**TASK:**
Identify every line in the records below that contains the word "this", and copy each of those lines.

--- START INPUT MATERIAL ---

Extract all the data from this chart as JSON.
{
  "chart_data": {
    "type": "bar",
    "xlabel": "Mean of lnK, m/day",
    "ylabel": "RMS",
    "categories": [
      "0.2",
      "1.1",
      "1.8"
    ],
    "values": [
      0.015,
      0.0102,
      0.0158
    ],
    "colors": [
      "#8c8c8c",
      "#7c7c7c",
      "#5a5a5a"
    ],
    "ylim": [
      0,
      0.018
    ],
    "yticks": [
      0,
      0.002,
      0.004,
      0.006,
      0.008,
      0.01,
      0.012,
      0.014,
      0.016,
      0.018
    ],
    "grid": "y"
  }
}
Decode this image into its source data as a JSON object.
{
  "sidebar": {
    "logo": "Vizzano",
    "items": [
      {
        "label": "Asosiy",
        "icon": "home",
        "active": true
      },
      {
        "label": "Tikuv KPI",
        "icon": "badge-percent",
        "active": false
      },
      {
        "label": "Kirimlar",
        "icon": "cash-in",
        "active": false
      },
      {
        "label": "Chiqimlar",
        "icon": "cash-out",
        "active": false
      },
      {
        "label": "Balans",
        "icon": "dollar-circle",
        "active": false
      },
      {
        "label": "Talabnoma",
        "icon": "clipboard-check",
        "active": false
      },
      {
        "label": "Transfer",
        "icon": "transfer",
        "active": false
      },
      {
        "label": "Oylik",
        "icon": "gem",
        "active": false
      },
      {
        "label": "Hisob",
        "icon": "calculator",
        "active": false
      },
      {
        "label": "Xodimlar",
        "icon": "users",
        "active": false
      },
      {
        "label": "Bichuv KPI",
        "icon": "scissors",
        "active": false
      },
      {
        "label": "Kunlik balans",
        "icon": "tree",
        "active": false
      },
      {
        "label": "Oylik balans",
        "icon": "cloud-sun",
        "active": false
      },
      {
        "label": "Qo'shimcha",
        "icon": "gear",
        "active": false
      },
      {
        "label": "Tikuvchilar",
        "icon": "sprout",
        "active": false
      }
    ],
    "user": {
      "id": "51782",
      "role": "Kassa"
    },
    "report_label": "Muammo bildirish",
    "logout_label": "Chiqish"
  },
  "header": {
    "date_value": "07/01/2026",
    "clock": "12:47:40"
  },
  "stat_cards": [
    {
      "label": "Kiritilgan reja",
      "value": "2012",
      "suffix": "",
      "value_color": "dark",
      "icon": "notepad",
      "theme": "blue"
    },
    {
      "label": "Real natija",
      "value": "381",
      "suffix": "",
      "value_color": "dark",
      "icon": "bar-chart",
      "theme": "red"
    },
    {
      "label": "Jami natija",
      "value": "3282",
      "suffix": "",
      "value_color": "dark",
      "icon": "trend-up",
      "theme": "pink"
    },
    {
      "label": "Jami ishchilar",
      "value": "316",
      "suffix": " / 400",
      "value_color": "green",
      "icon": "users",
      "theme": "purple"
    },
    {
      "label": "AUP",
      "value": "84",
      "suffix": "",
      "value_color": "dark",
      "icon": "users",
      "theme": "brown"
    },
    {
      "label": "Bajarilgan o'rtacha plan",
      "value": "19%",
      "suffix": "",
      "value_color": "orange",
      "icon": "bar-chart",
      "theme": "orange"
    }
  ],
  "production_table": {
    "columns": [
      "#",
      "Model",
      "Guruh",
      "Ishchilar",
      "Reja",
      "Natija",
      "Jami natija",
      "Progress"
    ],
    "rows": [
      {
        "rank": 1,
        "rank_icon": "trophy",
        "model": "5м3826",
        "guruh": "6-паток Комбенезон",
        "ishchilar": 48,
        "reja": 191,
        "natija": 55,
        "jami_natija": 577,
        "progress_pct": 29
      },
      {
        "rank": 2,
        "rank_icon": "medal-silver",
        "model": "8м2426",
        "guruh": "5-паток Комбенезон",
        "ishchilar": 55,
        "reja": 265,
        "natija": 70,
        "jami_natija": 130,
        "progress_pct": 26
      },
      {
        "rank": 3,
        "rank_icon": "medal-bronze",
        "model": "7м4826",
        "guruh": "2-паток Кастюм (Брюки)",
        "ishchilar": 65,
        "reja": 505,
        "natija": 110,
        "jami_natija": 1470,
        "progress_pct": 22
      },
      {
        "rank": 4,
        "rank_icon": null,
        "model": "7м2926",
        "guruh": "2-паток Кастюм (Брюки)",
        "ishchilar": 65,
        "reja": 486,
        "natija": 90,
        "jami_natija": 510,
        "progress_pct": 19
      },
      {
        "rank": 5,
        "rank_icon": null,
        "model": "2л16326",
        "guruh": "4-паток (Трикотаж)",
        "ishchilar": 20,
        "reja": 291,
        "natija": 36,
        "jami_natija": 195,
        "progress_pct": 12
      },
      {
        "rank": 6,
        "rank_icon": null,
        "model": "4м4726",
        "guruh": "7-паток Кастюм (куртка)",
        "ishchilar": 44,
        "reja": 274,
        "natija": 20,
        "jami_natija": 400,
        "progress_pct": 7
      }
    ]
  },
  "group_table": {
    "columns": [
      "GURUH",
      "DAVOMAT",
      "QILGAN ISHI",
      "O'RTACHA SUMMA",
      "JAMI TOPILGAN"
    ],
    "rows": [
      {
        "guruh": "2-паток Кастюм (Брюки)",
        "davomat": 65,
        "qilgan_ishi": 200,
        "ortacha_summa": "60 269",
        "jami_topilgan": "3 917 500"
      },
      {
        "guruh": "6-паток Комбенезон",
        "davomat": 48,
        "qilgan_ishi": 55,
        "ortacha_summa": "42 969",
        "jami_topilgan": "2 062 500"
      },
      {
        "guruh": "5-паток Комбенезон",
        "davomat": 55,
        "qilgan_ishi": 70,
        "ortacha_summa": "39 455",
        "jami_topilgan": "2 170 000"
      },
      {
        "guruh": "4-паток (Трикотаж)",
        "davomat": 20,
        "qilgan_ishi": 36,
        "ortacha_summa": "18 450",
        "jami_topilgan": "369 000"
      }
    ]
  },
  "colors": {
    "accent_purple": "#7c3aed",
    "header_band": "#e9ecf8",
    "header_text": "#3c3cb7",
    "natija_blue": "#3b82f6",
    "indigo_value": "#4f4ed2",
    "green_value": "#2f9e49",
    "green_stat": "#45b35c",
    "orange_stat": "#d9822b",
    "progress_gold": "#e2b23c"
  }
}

--- END INPUT MATERIAL ---

**ANSWER BELOW:**
Extract all the data from this chart as JSON.
Decode this image into its source data as a JSON object.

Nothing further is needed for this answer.